- [Exercise objective] Copy every line from the data below in which the string "required" can be found.

- [Supplied information]
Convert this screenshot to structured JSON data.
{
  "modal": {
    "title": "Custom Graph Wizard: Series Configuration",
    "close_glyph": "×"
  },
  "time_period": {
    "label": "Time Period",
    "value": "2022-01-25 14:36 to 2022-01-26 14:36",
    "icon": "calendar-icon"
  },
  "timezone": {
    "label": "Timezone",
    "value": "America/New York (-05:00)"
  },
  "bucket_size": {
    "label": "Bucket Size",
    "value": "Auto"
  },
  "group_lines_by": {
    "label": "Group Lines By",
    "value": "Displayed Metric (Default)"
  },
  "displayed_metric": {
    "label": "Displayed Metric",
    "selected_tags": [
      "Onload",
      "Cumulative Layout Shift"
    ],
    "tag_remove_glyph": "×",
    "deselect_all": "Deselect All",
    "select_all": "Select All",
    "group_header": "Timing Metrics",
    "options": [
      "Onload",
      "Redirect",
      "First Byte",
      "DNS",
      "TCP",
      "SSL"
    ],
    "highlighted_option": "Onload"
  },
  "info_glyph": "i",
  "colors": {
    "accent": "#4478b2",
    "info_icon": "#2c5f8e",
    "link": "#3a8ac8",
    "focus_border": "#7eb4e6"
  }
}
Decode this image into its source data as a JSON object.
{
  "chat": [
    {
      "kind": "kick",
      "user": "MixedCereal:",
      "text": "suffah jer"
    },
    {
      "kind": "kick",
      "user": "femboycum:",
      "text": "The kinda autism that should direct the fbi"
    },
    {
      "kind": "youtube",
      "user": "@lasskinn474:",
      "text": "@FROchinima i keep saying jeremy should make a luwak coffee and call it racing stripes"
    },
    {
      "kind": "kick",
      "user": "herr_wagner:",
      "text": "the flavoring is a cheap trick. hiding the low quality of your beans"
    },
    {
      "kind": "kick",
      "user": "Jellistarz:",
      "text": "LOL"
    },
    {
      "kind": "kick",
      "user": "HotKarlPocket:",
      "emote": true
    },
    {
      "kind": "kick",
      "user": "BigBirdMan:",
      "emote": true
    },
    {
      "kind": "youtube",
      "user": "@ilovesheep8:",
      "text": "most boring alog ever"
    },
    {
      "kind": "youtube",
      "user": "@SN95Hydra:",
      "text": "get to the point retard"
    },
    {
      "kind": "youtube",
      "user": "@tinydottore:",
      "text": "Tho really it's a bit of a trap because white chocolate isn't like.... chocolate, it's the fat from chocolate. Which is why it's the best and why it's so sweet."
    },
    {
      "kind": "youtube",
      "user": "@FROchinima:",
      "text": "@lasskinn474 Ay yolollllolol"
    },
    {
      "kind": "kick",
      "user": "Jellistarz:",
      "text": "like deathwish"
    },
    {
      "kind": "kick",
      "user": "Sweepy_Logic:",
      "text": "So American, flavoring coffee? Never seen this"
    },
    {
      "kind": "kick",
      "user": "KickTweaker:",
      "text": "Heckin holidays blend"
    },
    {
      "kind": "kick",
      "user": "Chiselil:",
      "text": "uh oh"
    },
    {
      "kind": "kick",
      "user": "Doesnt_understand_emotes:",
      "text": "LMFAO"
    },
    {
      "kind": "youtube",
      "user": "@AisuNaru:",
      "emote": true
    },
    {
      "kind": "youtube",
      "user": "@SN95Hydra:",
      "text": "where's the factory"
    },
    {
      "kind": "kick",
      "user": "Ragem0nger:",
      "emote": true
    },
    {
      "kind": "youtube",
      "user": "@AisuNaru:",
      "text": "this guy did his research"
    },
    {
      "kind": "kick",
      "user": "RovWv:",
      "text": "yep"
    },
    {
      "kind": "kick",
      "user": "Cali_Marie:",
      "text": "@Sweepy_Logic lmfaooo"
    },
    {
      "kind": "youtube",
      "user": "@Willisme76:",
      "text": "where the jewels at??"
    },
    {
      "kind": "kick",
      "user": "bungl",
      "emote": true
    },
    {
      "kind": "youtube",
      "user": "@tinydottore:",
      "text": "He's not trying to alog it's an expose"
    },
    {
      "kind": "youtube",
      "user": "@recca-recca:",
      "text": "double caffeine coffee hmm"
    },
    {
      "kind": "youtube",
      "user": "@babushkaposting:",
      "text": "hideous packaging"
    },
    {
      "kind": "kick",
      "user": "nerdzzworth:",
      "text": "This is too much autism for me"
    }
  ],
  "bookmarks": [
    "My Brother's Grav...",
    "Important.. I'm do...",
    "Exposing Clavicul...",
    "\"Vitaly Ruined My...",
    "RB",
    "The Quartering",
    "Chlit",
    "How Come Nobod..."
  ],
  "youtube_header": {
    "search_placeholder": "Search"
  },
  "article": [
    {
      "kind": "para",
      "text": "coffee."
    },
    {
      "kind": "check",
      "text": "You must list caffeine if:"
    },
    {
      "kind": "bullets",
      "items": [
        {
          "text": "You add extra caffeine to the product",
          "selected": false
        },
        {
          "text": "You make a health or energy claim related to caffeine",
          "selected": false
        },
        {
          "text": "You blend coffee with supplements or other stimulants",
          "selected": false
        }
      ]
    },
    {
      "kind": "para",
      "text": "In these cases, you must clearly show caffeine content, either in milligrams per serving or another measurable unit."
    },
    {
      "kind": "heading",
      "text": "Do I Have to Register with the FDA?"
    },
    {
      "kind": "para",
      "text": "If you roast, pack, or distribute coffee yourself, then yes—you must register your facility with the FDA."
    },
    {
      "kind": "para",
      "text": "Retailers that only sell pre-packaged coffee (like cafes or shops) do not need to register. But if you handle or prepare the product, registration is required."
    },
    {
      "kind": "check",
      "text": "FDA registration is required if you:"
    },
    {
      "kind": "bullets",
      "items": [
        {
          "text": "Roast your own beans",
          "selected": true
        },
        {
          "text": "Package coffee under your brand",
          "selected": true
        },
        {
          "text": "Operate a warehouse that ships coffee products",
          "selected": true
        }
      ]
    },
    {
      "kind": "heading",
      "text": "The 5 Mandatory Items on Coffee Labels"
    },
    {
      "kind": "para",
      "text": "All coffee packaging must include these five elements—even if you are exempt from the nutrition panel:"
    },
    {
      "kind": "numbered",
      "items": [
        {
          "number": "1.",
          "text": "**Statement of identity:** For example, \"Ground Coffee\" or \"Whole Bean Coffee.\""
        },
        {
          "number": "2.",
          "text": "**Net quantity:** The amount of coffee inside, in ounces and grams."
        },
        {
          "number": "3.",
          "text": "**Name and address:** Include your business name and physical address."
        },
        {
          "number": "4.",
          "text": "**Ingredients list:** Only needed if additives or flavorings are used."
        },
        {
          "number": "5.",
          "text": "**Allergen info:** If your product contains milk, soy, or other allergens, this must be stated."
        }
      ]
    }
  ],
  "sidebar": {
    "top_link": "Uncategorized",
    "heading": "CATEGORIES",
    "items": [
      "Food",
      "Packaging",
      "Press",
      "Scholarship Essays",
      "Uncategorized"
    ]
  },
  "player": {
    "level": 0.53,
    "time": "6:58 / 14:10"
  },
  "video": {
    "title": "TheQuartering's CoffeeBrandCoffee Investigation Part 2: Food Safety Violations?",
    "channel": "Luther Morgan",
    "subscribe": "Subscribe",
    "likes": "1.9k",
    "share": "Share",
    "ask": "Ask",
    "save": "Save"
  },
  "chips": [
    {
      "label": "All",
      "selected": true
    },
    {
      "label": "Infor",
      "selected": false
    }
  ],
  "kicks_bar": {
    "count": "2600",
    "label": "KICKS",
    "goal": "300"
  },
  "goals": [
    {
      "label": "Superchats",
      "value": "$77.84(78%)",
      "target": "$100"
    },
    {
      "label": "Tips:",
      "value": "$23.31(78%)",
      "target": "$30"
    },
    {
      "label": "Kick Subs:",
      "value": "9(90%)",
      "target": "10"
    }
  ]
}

- [Response to this exercise]
      "text": "Retailers that only sell pre-packaged coffee (like cafes or shops) do not need to register. But if you handle or prepare the product, registration is required."
      "text": "FDA registration is required if you:"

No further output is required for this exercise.